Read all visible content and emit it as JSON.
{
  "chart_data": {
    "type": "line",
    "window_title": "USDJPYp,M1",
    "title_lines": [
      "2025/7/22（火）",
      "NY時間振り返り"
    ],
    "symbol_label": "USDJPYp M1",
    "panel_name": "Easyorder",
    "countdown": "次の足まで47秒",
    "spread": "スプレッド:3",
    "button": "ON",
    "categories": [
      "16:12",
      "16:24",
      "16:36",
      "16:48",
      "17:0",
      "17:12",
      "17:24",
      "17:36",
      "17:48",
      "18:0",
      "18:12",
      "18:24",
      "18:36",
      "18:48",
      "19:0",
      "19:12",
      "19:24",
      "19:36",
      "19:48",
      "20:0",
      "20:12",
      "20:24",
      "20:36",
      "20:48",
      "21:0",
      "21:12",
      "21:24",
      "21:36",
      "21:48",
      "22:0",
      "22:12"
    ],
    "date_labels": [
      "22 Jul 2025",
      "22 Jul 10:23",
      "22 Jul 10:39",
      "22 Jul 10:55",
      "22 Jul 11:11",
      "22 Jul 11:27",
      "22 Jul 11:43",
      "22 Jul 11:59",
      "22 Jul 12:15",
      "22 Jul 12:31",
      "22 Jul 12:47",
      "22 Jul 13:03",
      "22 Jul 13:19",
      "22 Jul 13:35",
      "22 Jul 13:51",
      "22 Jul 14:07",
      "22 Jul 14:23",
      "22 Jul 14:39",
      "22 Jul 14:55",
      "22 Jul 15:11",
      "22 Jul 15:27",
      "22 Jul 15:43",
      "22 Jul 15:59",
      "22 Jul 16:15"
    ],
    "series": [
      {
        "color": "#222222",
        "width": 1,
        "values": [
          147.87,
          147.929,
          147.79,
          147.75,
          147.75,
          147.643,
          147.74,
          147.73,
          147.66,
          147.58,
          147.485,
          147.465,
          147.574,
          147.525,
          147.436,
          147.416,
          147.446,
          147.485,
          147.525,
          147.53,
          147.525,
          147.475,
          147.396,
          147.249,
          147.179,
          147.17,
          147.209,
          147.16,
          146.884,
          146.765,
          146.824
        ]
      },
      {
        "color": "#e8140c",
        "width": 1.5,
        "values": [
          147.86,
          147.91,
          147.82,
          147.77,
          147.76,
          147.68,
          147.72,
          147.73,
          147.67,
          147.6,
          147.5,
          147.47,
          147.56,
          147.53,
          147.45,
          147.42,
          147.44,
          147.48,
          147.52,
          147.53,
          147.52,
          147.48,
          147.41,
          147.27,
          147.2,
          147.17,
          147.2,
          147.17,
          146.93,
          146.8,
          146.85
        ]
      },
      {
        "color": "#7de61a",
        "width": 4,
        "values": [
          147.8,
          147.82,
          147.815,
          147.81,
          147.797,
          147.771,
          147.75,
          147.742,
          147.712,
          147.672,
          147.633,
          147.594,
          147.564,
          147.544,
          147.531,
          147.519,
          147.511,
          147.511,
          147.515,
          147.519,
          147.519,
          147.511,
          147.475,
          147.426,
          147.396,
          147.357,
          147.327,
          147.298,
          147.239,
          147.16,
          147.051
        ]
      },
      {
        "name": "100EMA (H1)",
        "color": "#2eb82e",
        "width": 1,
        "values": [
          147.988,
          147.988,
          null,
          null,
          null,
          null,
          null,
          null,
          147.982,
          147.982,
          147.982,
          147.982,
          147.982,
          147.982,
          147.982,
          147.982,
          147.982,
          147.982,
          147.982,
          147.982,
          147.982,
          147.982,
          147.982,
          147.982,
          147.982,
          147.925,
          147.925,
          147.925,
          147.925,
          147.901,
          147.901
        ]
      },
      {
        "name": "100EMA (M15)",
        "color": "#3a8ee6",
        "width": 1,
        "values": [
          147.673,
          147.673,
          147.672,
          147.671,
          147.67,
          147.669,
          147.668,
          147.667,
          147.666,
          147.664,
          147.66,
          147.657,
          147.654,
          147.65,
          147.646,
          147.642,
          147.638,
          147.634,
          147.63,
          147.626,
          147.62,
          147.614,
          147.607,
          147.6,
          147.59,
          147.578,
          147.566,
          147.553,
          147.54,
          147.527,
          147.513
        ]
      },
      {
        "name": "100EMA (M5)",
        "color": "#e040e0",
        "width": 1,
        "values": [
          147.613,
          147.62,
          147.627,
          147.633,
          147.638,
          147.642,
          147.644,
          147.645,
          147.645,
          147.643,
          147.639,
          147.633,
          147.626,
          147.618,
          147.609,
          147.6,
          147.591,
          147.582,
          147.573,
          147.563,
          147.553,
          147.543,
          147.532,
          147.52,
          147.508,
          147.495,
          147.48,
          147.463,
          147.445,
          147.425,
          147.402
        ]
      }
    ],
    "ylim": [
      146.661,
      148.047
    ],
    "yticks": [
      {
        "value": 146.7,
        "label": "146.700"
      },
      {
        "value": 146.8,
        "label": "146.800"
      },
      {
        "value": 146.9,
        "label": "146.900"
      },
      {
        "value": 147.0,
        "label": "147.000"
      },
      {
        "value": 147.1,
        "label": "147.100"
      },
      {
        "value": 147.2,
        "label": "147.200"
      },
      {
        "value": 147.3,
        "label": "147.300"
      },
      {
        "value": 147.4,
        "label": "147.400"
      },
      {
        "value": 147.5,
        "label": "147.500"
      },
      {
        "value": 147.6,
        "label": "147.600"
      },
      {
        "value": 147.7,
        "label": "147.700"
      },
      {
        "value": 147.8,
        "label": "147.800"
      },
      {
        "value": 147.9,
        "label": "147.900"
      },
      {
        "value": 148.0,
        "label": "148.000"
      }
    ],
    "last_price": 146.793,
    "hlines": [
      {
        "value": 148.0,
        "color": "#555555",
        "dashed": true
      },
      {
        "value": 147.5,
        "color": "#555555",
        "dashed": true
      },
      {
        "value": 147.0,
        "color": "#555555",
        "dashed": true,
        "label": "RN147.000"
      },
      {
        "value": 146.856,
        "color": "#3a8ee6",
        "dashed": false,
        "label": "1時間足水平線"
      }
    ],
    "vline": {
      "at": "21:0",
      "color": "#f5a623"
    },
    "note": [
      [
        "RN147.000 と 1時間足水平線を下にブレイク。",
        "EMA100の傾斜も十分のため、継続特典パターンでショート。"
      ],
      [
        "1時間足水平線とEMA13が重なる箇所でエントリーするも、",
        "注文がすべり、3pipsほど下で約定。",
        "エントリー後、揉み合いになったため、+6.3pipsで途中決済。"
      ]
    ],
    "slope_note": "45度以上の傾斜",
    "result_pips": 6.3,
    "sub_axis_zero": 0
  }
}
# # #
Instructions for the task> Give every line of the material again, exactly as it reads.

Complete answer>
Read all visible content and emit it as JSON.
{
  "chart_data": {
    "type": "line",
    "window_title": "USDJPYp,M1",
    "title_lines": [
      "2025/7/22（火）",
      "NY時間振り返り"
    ],
    "symbol_label": "USDJPYp M1",
    "panel_name": "Easyorder",
    "countdown": "次の足まで47秒",
    "spread": "スプレッド:3",
    "button": "ON",
    "categories": [
      "16:12",
      "16:24",
      "16:36",
      "16:48",
      "17:0",
      "17:12",
      "17:24",
      "17:36",
      "17:48",
      "18:0",
      "18:12",
      "18:24",
      "18:36",
      "18:48",
      "19:0",
      "19:12",
      "19:24",
      "19:36",
      "19:48",
      "20:0",
      "20:12",
      "20:24",
      "20:36",
      "20:48",
      "21:0",
      "21:12",
      "21:24",
      "21:36",
      "21:48",
      "22:0",
      "22:12"
    ],
    "date_labels": [
      "22 Jul 2025",
      "22 Jul 10:23",
      "22 Jul 10:39",
      "22 Jul 10:55",
      "22 Jul 11:11",
      "22 Jul 11:27",
      "22 Jul 11:43",
      "22 Jul 11:59",
      "22 Jul 12:15",
      "22 Jul 12:31",
      "22 Jul 12:47",
      "22 Jul 13:03",
      "22 Jul 13:19",
      "22 Jul 13:35",
      "22 Jul 13:51",
      "22 Jul 14:07",
      "22 Jul 14:23",
      "22 Jul 14:39",
      "22 Jul 14:55",
      "22 Jul 15:11",
      "22 Jul 15:27",
      "22 Jul 15:43",
      "22 Jul 15:59",
      "22 Jul 16:15"
    ],
    "series": [
      {
        "color": "#222222",
        "width": 1,
        "values": [
          147.87,
          147.929,
          147.79,
          147.75,
          147.75,
          147.643,
          147.74,
          147.73,
          147.66,
          147.58,
          147.485,
          147.465,
          147.574,
          147.525,
          147.436,
          147.416,
          147.446,
          147.485,
          147.525,
          147.53,
          147.525,
          147.475,
          147.396,
          147.249,
          147.179,
          147.17,
          147.209,
          147.16,
          146.884,
          146.765,
          146.824
        ]
      },
      {
        "color": "#e8140c",
        "width": 1.5,
        "values": [
          147.86,
          147.91,
          147.82,
          147.77,
          147.76,
          147.68,
          147.72,
          147.73,
          147.67,
          147.6,
          147.5,
          147.47,
          147.56,
          147.53,
          147.45,
          147.42,
          147.44,
          147.48,
          147.52,
          147.53,
          147.52,
          147.48,
          147.41,
          147.27,
          147.2,
          147.17,
          147.2,
          147.17,
          146.93,
          146.8,
          146.85
        ]
      },
      {
        "color": "#7de61a",
        "width": 4,
        "values": [
          147.8,
          147.82,
          147.815,
          147.81,
          147.797,
          147.771,
          147.75,
          147.742,
          147.712,
          147.672,
          147.633,
          147.594,
          147.564,
          147.544,
          147.531,
          147.519,
          147.511,
          147.511,
          147.515,
          147.519,
          147.519,
          147.511,
          147.475,
          147.426,
          147.396,
          147.357,
          147.327,
          147.298,
          147.239,
          147.16,
          147.051
        ]
      },
      {
        "name": "100EMA (H1)",
        "color": "#2eb82e",
        "width": 1,
        "values": [
          147.988,
          147.988,
          null,
          null,
          null,
          null,
          null,
          null,
          147.982,
          147.982,
          147.982,
          147.982,
          147.982,
          147.982,
          147.982,
          147.982,
          147.982,
          147.982,
          147.982,
          147.982,
          147.982,
          147.982,
          147.982,
          147.982,
          147.982,
          147.925,
          147.925,
          147.925,
          147.925,
          147.901,
          147.901
        ]
      },
      {
        "name": "100EMA (M15)",
        "color": "#3a8ee6",
        "width": 1,
        "values": [
          147.673,
          147.673,
          147.672,
          147.671,
          147.67,
          147.669,
          147.668,
          147.667,
          147.666,
          147.664,
          147.66,
          147.657,
          147.654,
          147.65,
          147.646,
          147.642,
          147.638,
          147.634,
          147.63,
          147.626,
          147.62,
          147.614,
          147.607,
          147.6,
          147.59,
          147.578,
          147.566,
          147.553,
          147.54,
          147.527,
          147.513
        ]
      },
      {
        "name": "100EMA (M5)",
        "color": "#e040e0",
        "width": 1,
        "values": [
          147.613,
          147.62,
          147.627,
          147.633,
          147.638,
          147.642,
          147.644,
          147.645,
          147.645,
          147.643,
          147.639,
          147.633,
          147.626,
          147.618,
          147.609,
          147.6,
          147.591,
          147.582,
          147.573,
          147.563,
          147.553,
          147.543,
          147.532,
          147.52,
          147.508,
          147.495,
          147.48,
          147.463,
          147.445,
          147.425,
          147.402
        ]
      }
    ],
    "ylim": [
      146.661,
      148.047
    ],
    "yticks": [
      {
        "value": 146.7,
        "label": "146.700"
      },
      {
        "value": 146.8,
        "label": "146.800"
      },
      {
        "value": 146.9,
        "label": "146.900"
      },
      {
        "value": 147.0,
        "label": "147.000"
      },
      {
        "value": 147.1,
        "label": "147.100"
      },
      {
        "value": 147.2,
        "label": "147.200"
      },
      {
        "value": 147.3,
        "label": "147.300"
      },
      {
        "value": 147.4,
        "label": "147.400"
      },
      {
        "value": 147.5,
        "label": "147.500"
      },
      {
        "value": 147.6,
        "label": "147.600"
      },
      {
        "value": 147.7,
        "label": "147.700"
      },
      {
        "value": 147.8,
        "label": "147.800"
      },
      {
        "value": 147.9,
        "label": "147.900"
      },
      {
        "value": 148.0,
        "label": "148.000"
      }
    ],
    "last_price": 146.793,
    "hlines": [
      {
        "value": 148.0,
        "color": "#555555",
        "dashed": true
      },
      {
        "value": 147.5,
        "color": "#555555",
        "dashed": true
      },
      {
        "value": 147.0,
        "color": "#555555",
        "dashed": true,
        "label": "RN147.000"
      },
      {
        "value": 146.856,
        "color": "#3a8ee6",
        "dashed": false,
        "label": "1時間足水平線"
      }
    ],
    "vline": {
      "at": "21:0",
      "color": "#f5a623"
    },
    "note": [
      [
        "RN147.000 と 1時間足水平線を下にブレイク。",
        "EMA100の傾斜も十分のため、継続特典パターンでショート。"
      ],
      [
        "1時間足水平線とEMA13が重なる箇所でエントリーするも、",
        "注文がすべり、3pipsほど下で約定。",
        "エントリー後、揉み合いになったため、+6.3pipsで途中決済。"
      ]
    ],
    "slope_note": "45度以上の傾斜",
    "result_pips": 6.3,
    "sub_axis_zero": 0
  }
}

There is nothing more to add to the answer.